- **Given problem**
List all lines of the data containing the word "parallel".

(Stored data entries)
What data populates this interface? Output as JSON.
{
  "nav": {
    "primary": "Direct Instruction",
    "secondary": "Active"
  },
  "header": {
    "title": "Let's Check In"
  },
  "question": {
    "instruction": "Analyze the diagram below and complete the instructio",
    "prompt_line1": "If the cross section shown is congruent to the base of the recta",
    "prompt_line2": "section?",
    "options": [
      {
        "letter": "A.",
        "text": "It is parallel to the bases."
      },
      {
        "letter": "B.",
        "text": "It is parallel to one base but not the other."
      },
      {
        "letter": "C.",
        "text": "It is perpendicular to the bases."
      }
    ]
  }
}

- **Written response**
        "text": "It is parallel to the bases."
        "text": "It is parallel to one base but not the other."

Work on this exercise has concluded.